Stored data entries
· · · ·

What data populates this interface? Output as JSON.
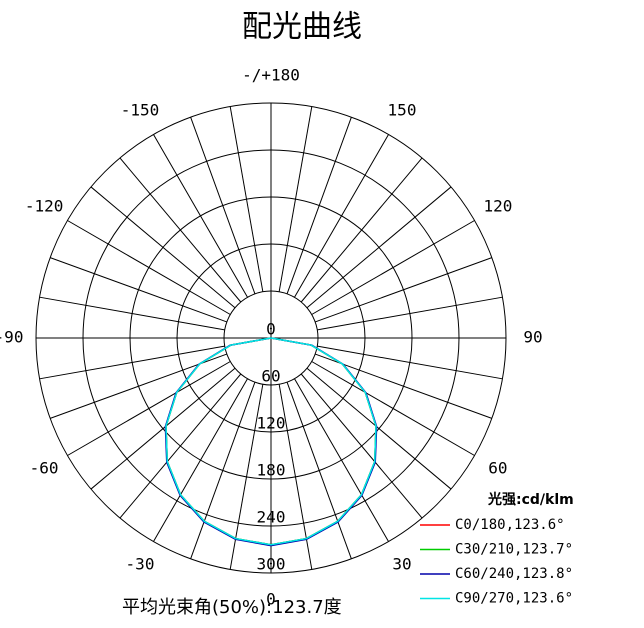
{
  "chart_data": {
    "type": "polar",
    "title": "配光曲线",
    "angles": [
      -90,
      -80,
      -70,
      -60,
      -50,
      -40,
      -30,
      -20,
      -10,
      0,
      10,
      20,
      30,
      40,
      50,
      60,
      70,
      80,
      90
    ],
    "series": [
      {
        "name": "C0/180,123.6°",
        "color": "#ff0000",
        "values": [
          0,
          52,
          97,
          139,
          175,
          206,
          231,
          249,
          260,
          264,
          260,
          249,
          231,
          206,
          175,
          139,
          97,
          52,
          0
        ]
      },
      {
        "name": "C30/210,123.7°",
        "color": "#00cc00",
        "values": [
          0,
          52,
          97,
          139,
          175,
          206,
          231,
          249,
          260,
          264,
          260,
          249,
          231,
          206,
          175,
          139,
          97,
          52,
          0
        ]
      },
      {
        "name": "C60/240,123.8°",
        "color": "#0000aa",
        "values": [
          0,
          53,
          98,
          140,
          176,
          207,
          232,
          250,
          261,
          265,
          261,
          250,
          232,
          207,
          176,
          140,
          98,
          53,
          0
        ]
      },
      {
        "name": "C90/270,123.6°",
        "color": "#00e5e5",
        "values": [
          0,
          52,
          97,
          139,
          175,
          206,
          231,
          249,
          260,
          264,
          260,
          249,
          231,
          206,
          175,
          139,
          97,
          52,
          0
        ]
      }
    ],
    "rlim": [
      0,
      300
    ],
    "rticks": [
      0,
      60,
      120,
      180,
      240,
      300
    ],
    "thetaticks": [
      0,
      30,
      60,
      90,
      120,
      150,
      {
        "value": 180,
        "label": "-/+180"
      },
      -150,
      -120,
      -90,
      -60,
      -30
    ],
    "legend_title": "光强:cd/klm",
    "annotation": "平均光束角(50%):123.7度"
  }
}
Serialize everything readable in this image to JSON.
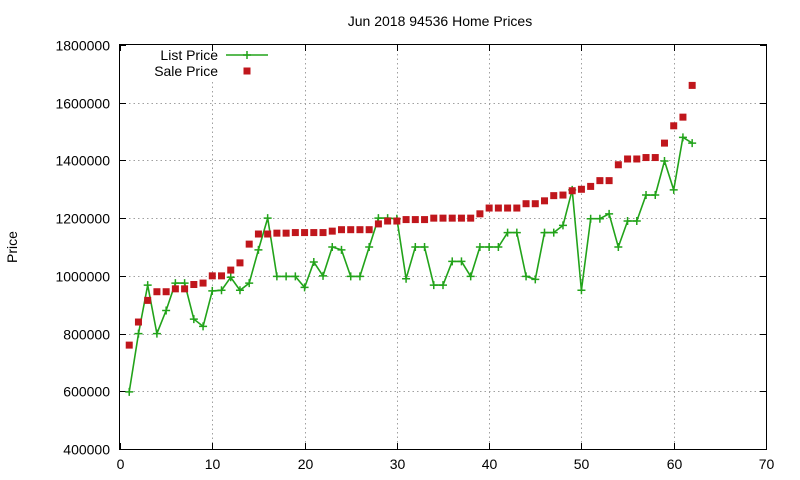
{
  "chart_data": {
    "type": "line",
    "title": "Jun 2018 94536 Home Prices",
    "xlabel": "",
    "ylabel": "Price",
    "xlim": [
      0,
      70
    ],
    "ylim": [
      400000,
      1800000
    ],
    "x_ticks": [
      "0",
      "10",
      "20",
      "30",
      "40",
      "50",
      "60",
      "70"
    ],
    "y_ticks": [
      "400000",
      "600000",
      "800000",
      "1000000",
      "1200000",
      "1400000",
      "1600000",
      "1800000"
    ],
    "grid": true,
    "legend_position": "top-left",
    "series": [
      {
        "name": "List Price",
        "style": "line-plus",
        "color": "#22a31a",
        "x": [
          1,
          2,
          3,
          4,
          5,
          6,
          7,
          8,
          9,
          10,
          11,
          12,
          13,
          14,
          15,
          16,
          17,
          18,
          19,
          20,
          21,
          22,
          23,
          24,
          25,
          26,
          27,
          28,
          29,
          30,
          31,
          32,
          33,
          34,
          35,
          36,
          37,
          38,
          39,
          40,
          41,
          42,
          43,
          44,
          45,
          46,
          47,
          48,
          49,
          50,
          51,
          52,
          53,
          54,
          55,
          56,
          57,
          58,
          59,
          60,
          61,
          62
        ],
        "y": [
          598000,
          800000,
          968000,
          800000,
          880000,
          975000,
          975000,
          850000,
          825000,
          948000,
          950000,
          995000,
          950000,
          975000,
          1090000,
          1200000,
          998000,
          998000,
          998000,
          960000,
          1048000,
          1000000,
          1100000,
          1090000,
          998000,
          998000,
          1100000,
          1200000,
          1200000,
          1198000,
          990000,
          1100000,
          1100000,
          968000,
          968000,
          1050000,
          1050000,
          998000,
          1100000,
          1100000,
          1100000,
          1150000,
          1150000,
          998000,
          988000,
          1150000,
          1150000,
          1175000,
          1298000,
          950000,
          1198000,
          1198000,
          1215000,
          1100000,
          1190000,
          1190000,
          1280000,
          1280000,
          1398000,
          1298000,
          1480000,
          1460000
        ]
      },
      {
        "name": "Sale Price",
        "style": "square-points",
        "color": "#c0161c",
        "x": [
          1,
          2,
          3,
          4,
          5,
          6,
          7,
          8,
          9,
          10,
          11,
          12,
          13,
          14,
          15,
          16,
          17,
          18,
          19,
          20,
          21,
          22,
          23,
          24,
          25,
          26,
          27,
          28,
          29,
          30,
          31,
          32,
          33,
          34,
          35,
          36,
          37,
          38,
          39,
          40,
          41,
          42,
          43,
          44,
          45,
          46,
          47,
          48,
          49,
          50,
          51,
          52,
          53,
          54,
          55,
          56,
          57,
          58,
          59,
          60,
          61,
          62
        ],
        "y": [
          760000,
          840000,
          915000,
          945000,
          945000,
          955000,
          955000,
          970000,
          975000,
          1000000,
          1000000,
          1020000,
          1045000,
          1110000,
          1145000,
          1145000,
          1148000,
          1148000,
          1150000,
          1150000,
          1150000,
          1150000,
          1155000,
          1160000,
          1160000,
          1160000,
          1160000,
          1180000,
          1190000,
          1190000,
          1195000,
          1195000,
          1195000,
          1200000,
          1200000,
          1200000,
          1200000,
          1200000,
          1215000,
          1235000,
          1235000,
          1235000,
          1235000,
          1250000,
          1250000,
          1260000,
          1278000,
          1280000,
          1295000,
          1300000,
          1310000,
          1330000,
          1330000,
          1385000,
          1405000,
          1405000,
          1410000,
          1410000,
          1460000,
          1520000,
          1550000,
          1660000
        ]
      }
    ]
  }
}
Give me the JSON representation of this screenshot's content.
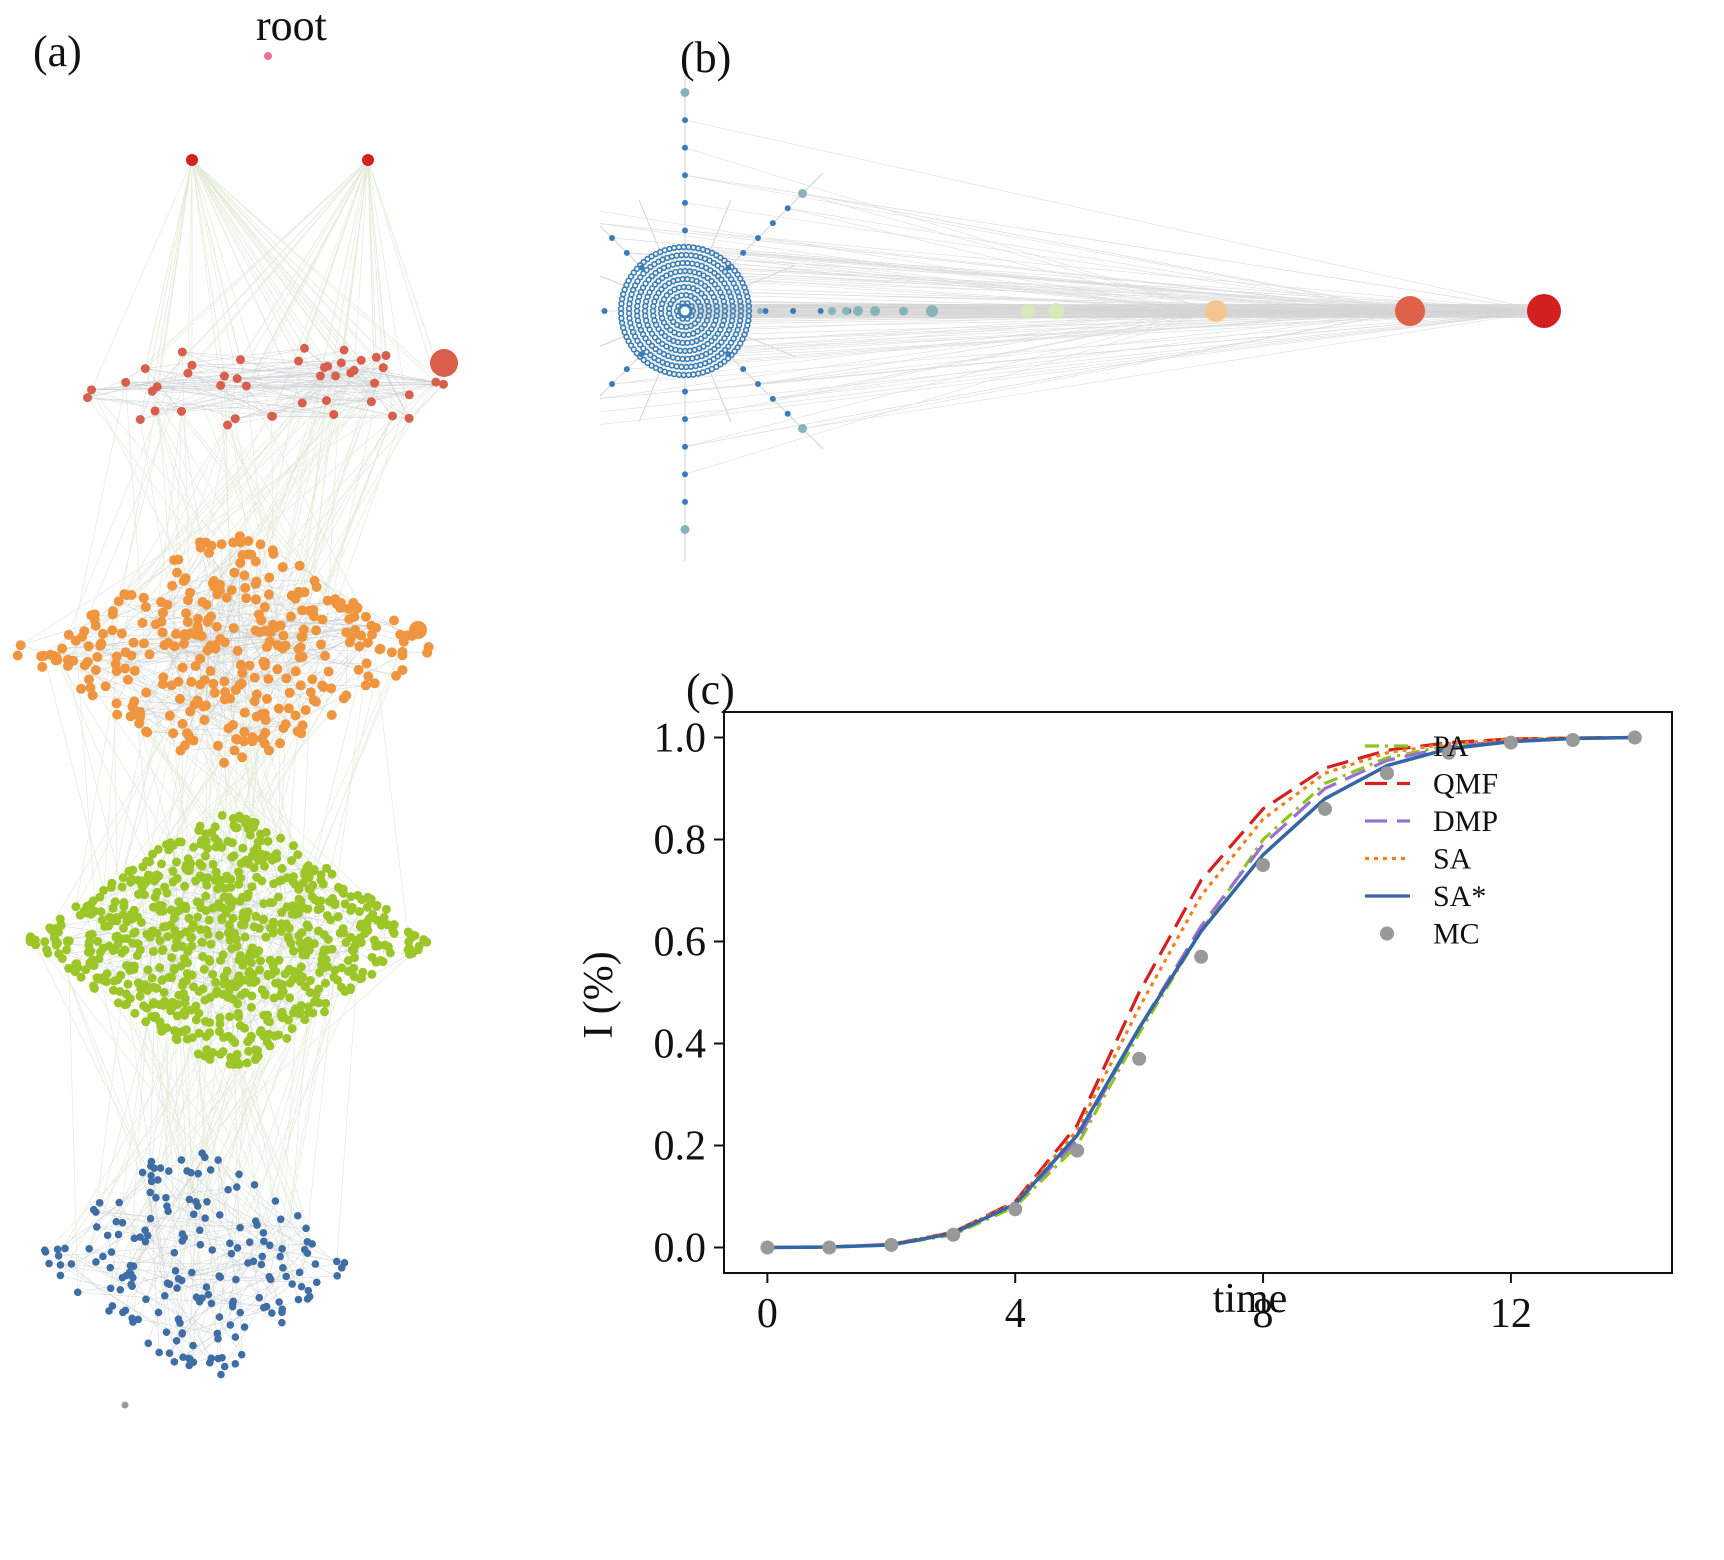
{
  "panels": {
    "a": {
      "label": "(a)",
      "root_label": "root"
    },
    "b": {
      "label": "(b)"
    },
    "c": {
      "label": "(c)"
    }
  },
  "layers": {
    "root": {
      "color": "#f06e9a",
      "count": 1
    },
    "l1": {
      "color": "#d42020",
      "count": 2
    },
    "l2": {
      "color": "#d95f4c",
      "count": 45
    },
    "l3": {
      "color": "#f0953f",
      "count": 330
    },
    "l4": {
      "color": "#9cc628",
      "count": 780
    },
    "l5": {
      "color": "#3f6ea6",
      "count": 190
    },
    "bottom": {
      "color": "#9a9a9a",
      "count": 1
    }
  },
  "star_colors": {
    "hub": "#3a7db8",
    "outer": "#86b4b8",
    "chain": [
      "#86b4b8",
      "#86b4b8",
      "#86b4b8",
      "#86b4b8",
      "#86b4b8",
      "#d8e8b8",
      "#d8e8b8",
      "#f6c48e",
      "#e0614a",
      "#d42020"
    ]
  },
  "chart_data": {
    "type": "line",
    "title": "",
    "xlabel": "time",
    "ylabel": "I (%)",
    "xlim": [
      -0.7,
      14.6
    ],
    "ylim": [
      -0.05,
      1.05
    ],
    "xticks": [
      0,
      4,
      8,
      12
    ],
    "yticks": [
      0.0,
      0.2,
      0.4,
      0.6,
      0.8,
      1.0
    ],
    "ytick_labels": [
      "0.0",
      "0.2",
      "0.4",
      "0.6",
      "0.8",
      "1.0"
    ],
    "x": [
      0,
      1,
      2,
      3,
      4,
      5,
      6,
      7,
      8,
      9,
      10,
      11,
      12,
      13,
      14
    ],
    "series": [
      {
        "name": "PA",
        "style": "dashdot",
        "color": "#8fc31f",
        "values": [
          0.0,
          0.001,
          0.005,
          0.025,
          0.08,
          0.2,
          0.42,
          0.62,
          0.8,
          0.91,
          0.96,
          0.985,
          0.995,
          0.999,
          1.0
        ]
      },
      {
        "name": "QMF",
        "style": "dashed",
        "color": "#d42020",
        "values": [
          0.0,
          0.001,
          0.006,
          0.03,
          0.09,
          0.24,
          0.5,
          0.72,
          0.86,
          0.94,
          0.975,
          0.99,
          0.997,
          0.999,
          1.0
        ]
      },
      {
        "name": "DMP",
        "style": "dashed",
        "color": "#9a6fcf",
        "values": [
          0.0,
          0.001,
          0.005,
          0.028,
          0.085,
          0.21,
          0.43,
          0.63,
          0.79,
          0.9,
          0.955,
          0.982,
          0.994,
          0.998,
          1.0
        ]
      },
      {
        "name": "SA",
        "style": "dotted",
        "color": "#f07f1e",
        "values": [
          0.0,
          0.001,
          0.006,
          0.03,
          0.088,
          0.23,
          0.47,
          0.69,
          0.84,
          0.93,
          0.97,
          0.988,
          0.996,
          0.999,
          1.0
        ]
      },
      {
        "name": "SA*",
        "style": "solid",
        "color": "#3465a4",
        "values": [
          0.0,
          0.001,
          0.005,
          0.028,
          0.085,
          0.22,
          0.43,
          0.62,
          0.77,
          0.88,
          0.945,
          0.978,
          0.992,
          0.998,
          1.0
        ]
      },
      {
        "name": "MC",
        "style": "markers",
        "color": "#999999",
        "values": [
          0.0,
          0.0,
          0.005,
          0.025,
          0.075,
          0.19,
          0.37,
          0.57,
          0.75,
          0.86,
          0.93,
          0.97,
          0.99,
          0.995,
          1.0
        ]
      }
    ],
    "legend": "right"
  }
}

· · · ·

### [PROBLEM REQUIREMENTS]
In the entries above, some lines may contain the string "name"; report how many, without additional comment.

### [EXERCISE SOLUTION]
12